- AIM OF THE EXERCISE:
Will you print the material below without altering a single character?

::::

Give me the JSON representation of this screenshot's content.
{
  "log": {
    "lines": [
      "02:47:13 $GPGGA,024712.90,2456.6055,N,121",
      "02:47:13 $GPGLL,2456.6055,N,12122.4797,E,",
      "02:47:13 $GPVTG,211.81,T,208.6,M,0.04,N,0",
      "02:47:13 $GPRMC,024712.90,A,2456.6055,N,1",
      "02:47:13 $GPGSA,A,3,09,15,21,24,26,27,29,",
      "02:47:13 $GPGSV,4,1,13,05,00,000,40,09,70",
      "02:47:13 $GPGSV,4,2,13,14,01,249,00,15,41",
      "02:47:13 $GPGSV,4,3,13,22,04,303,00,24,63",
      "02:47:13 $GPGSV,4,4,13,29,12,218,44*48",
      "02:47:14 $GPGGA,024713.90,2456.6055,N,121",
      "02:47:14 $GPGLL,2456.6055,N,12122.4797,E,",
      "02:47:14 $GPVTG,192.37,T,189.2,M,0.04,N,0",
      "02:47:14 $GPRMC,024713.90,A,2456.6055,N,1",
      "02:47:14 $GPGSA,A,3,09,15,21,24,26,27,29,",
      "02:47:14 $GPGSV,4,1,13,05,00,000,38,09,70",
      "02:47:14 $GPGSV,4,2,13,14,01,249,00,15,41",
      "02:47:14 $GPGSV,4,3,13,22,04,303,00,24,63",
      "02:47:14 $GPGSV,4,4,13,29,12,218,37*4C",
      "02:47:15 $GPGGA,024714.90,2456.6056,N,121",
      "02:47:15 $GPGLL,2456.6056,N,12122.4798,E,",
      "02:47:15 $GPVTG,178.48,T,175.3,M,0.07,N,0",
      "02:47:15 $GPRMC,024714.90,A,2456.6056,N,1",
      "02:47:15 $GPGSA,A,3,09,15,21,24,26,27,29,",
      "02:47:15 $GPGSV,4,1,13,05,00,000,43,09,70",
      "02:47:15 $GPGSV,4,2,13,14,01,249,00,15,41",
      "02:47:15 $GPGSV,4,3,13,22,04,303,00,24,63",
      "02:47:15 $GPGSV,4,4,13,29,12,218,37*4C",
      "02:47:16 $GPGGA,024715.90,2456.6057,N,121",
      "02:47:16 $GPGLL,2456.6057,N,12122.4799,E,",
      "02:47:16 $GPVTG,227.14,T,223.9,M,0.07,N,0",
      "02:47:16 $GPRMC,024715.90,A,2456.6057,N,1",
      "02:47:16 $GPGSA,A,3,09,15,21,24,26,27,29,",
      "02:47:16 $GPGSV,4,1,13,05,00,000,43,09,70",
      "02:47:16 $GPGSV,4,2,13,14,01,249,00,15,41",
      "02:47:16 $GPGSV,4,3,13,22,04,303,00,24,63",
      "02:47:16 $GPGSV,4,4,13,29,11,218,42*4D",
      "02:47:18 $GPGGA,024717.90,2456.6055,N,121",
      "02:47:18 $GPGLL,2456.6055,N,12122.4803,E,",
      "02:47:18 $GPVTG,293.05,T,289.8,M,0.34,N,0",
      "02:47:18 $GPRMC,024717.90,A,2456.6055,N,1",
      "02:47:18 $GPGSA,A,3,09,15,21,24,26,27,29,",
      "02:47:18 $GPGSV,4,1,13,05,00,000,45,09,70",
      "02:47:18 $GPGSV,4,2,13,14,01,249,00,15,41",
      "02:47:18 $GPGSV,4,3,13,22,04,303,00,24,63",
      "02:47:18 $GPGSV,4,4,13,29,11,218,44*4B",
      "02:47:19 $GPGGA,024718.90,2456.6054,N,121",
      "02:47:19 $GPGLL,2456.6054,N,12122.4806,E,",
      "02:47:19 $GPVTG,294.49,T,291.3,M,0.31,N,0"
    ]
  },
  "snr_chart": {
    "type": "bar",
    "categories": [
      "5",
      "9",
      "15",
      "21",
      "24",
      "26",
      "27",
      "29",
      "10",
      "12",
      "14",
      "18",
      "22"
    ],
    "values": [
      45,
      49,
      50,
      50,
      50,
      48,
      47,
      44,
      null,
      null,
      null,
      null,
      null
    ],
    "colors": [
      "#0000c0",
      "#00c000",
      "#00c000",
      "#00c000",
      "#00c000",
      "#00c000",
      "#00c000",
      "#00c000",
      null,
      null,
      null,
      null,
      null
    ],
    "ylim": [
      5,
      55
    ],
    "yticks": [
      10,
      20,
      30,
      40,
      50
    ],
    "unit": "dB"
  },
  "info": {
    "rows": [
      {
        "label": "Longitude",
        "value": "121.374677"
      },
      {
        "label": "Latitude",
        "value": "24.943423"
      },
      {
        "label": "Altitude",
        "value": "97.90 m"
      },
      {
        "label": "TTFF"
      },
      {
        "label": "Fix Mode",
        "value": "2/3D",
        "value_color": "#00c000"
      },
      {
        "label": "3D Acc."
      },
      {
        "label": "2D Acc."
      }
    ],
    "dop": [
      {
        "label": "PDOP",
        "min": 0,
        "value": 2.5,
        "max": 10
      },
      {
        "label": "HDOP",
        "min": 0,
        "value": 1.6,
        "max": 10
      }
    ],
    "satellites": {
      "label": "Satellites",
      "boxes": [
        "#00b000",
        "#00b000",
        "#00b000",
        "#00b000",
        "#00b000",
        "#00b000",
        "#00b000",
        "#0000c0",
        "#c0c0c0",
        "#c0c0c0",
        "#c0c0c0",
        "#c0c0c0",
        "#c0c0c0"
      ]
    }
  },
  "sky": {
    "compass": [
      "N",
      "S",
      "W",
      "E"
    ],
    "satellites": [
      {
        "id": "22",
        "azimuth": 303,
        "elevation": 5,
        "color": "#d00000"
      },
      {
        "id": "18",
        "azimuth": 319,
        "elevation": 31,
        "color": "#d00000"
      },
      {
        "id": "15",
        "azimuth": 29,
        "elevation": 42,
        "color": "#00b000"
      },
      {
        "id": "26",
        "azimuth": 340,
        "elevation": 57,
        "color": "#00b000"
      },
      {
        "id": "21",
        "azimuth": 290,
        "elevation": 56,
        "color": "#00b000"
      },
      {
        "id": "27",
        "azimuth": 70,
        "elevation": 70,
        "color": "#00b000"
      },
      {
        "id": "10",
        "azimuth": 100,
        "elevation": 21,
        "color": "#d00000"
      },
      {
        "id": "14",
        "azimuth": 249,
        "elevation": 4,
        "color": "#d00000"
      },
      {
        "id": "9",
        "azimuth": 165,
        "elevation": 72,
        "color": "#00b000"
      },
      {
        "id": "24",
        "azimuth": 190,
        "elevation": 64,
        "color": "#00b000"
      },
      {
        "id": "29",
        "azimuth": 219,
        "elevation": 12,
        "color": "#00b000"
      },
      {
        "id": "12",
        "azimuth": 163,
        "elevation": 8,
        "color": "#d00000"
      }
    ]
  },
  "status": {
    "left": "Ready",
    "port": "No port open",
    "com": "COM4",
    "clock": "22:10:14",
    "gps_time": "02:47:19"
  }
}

::::

- RESULT OF THIS EXERCISE:
Give me the JSON representation of this screenshot's content.
{
  "log": {
    "lines": [
      "02:47:13 $GPGGA,024712.90,2456.6055,N,121",
      "02:47:13 $GPGLL,2456.6055,N,12122.4797,E,",
      "02:47:13 $GPVTG,211.81,T,208.6,M,0.04,N,0",
      "02:47:13 $GPRMC,024712.90,A,2456.6055,N,1",
      "02:47:13 $GPGSA,A,3,09,15,21,24,26,27,29,",
      "02:47:13 $GPGSV,4,1,13,05,00,000,40,09,70",
      "02:47:13 $GPGSV,4,2,13,14,01,249,00,15,41",
      "02:47:13 $GPGSV,4,3,13,22,04,303,00,24,63",
      "02:47:13 $GPGSV,4,4,13,29,12,218,44*48",
      "02:47:14 $GPGGA,024713.90,2456.6055,N,121",
      "02:47:14 $GPGLL,2456.6055,N,12122.4797,E,",
      "02:47:14 $GPVTG,192.37,T,189.2,M,0.04,N,0",
      "02:47:14 $GPRMC,024713.90,A,2456.6055,N,1",
      "02:47:14 $GPGSA,A,3,09,15,21,24,26,27,29,",
      "02:47:14 $GPGSV,4,1,13,05,00,000,38,09,70",
      "02:47:14 $GPGSV,4,2,13,14,01,249,00,15,41",
      "02:47:14 $GPGSV,4,3,13,22,04,303,00,24,63",
      "02:47:14 $GPGSV,4,4,13,29,12,218,37*4C",
      "02:47:15 $GPGGA,024714.90,2456.6056,N,121",
      "02:47:15 $GPGLL,2456.6056,N,12122.4798,E,",
      "02:47:15 $GPVTG,178.48,T,175.3,M,0.07,N,0",
      "02:47:15 $GPRMC,024714.90,A,2456.6056,N,1",
      "02:47:15 $GPGSA,A,3,09,15,21,24,26,27,29,",
      "02:47:15 $GPGSV,4,1,13,05,00,000,43,09,70",
      "02:47:15 $GPGSV,4,2,13,14,01,249,00,15,41",
      "02:47:15 $GPGSV,4,3,13,22,04,303,00,24,63",
      "02:47:15 $GPGSV,4,4,13,29,12,218,37*4C",
      "02:47:16 $GPGGA,024715.90,2456.6057,N,121",
      "02:47:16 $GPGLL,2456.6057,N,12122.4799,E,",
      "02:47:16 $GPVTG,227.14,T,223.9,M,0.07,N,0",
      "02:47:16 $GPRMC,024715.90,A,2456.6057,N,1",
      "02:47:16 $GPGSA,A,3,09,15,21,24,26,27,29,",
      "02:47:16 $GPGSV,4,1,13,05,00,000,43,09,70",
      "02:47:16 $GPGSV,4,2,13,14,01,249,00,15,41",
      "02:47:16 $GPGSV,4,3,13,22,04,303,00,24,63",
      "02:47:16 $GPGSV,4,4,13,29,11,218,42*4D",
      "02:47:18 $GPGGA,024717.90,2456.6055,N,121",
      "02:47:18 $GPGLL,2456.6055,N,12122.4803,E,",
      "02:47:18 $GPVTG,293.05,T,289.8,M,0.34,N,0",
      "02:47:18 $GPRMC,024717.90,A,2456.6055,N,1",
      "02:47:18 $GPGSA,A,3,09,15,21,24,26,27,29,",
      "02:47:18 $GPGSV,4,1,13,05,00,000,45,09,70",
      "02:47:18 $GPGSV,4,2,13,14,01,249,00,15,41",
      "02:47:18 $GPGSV,4,3,13,22,04,303,00,24,63",
      "02:47:18 $GPGSV,4,4,13,29,11,218,44*4B",
      "02:47:19 $GPGGA,024718.90,2456.6054,N,121",
      "02:47:19 $GPGLL,2456.6054,N,12122.4806,E,",
      "02:47:19 $GPVTG,294.49,T,291.3,M,0.31,N,0"
    ]
  },
  "snr_chart": {
    "type": "bar",
    "categories": [
      "5",
      "9",
      "15",
      "21",
      "24",
      "26",
      "27",
      "29",
      "10",
      "12",
      "14",
      "18",
      "22"
    ],
    "values": [
      45,
      49,
      50,
      50,
      50,
      48,
      47,
      44,
      null,
      null,
      null,
      null,
      null
    ],
    "colors": [
      "#0000c0",
      "#00c000",
      "#00c000",
      "#00c000",
      "#00c000",
      "#00c000",
      "#00c000",
      "#00c000",
      null,
      null,
      null,
      null,
      null
    ],
    "ylim": [
      5,
      55
    ],
    "yticks": [
      10,
      20,
      30,
      40,
      50
    ],
    "unit": "dB"
  },
  "info": {
    "rows": [
      {
        "label": "Longitude",
        "value": "121.374677"
      },
      {
        "label": "Latitude",
        "value": "24.943423"
      },
      {
        "label": "Altitude",
        "value": "97.90 m"
      },
      {
        "label": "TTFF"
      },
      {
        "label": "Fix Mode",
        "value": "2/3D",
        "value_color": "#00c000"
      },
      {
        "label": "3D Acc."
      },
      {
        "label": "2D Acc."
      }
    ],
    "dop": [
      {
        "label": "PDOP",
        "min": 0,
        "value": 2.5,
        "max": 10
      },
      {
        "label": "HDOP",
        "min": 0,
        "value": 1.6,
        "max": 10
      }
    ],
    "satellites": {
      "label": "Satellites",
      "boxes": [
        "#00b000",
        "#00b000",
        "#00b000",
        "#00b000",
        "#00b000",
        "#00b000",
        "#00b000",
        "#0000c0",
        "#c0c0c0",
        "#c0c0c0",
        "#c0c0c0",
        "#c0c0c0",
        "#c0c0c0"
      ]
    }
  },
  "sky": {
    "compass": [
      "N",
      "S",
      "W",
      "E"
    ],
    "satellites": [
      {
        "id": "22",
        "azimuth": 303,
        "elevation": 5,
        "color": "#d00000"
      },
      {
        "id": "18",
        "azimuth": 319,
        "elevation": 31,
        "color": "#d00000"
      },
      {
        "id": "15",
        "azimuth": 29,
        "elevation": 42,
        "color": "#00b000"
      },
      {
        "id": "26",
        "azimuth": 340,
        "elevation": 57,
        "color": "#00b000"
      },
      {
        "id": "21",
        "azimuth": 290,
        "elevation": 56,
        "color": "#00b000"
      },
      {
        "id": "27",
        "azimuth": 70,
        "elevation": 70,
        "color": "#00b000"
      },
      {
        "id": "10",
        "azimuth": 100,
        "elevation": 21,
        "color": "#d00000"
      },
      {
        "id": "14",
        "azimuth": 249,
        "elevation": 4,
        "color": "#d00000"
      },
      {
        "id": "9",
        "azimuth": 165,
        "elevation": 72,
        "color": "#00b000"
      },
      {
        "id": "24",
        "azimuth": 190,
        "elevation": 64,
        "color": "#00b000"
      },
      {
        "id": "29",
        "azimuth": 219,
        "elevation": 12,
        "color": "#00b000"
      },
      {
        "id": "12",
        "azimuth": 163,
        "elevation": 8,
        "color": "#d00000"
      }
    ]
  },
  "status": {
    "left": "Ready",
    "port": "No port open",
    "com": "COM4",
    "clock": "22:10:14",
    "gps_time": "02:47:19"
  }
}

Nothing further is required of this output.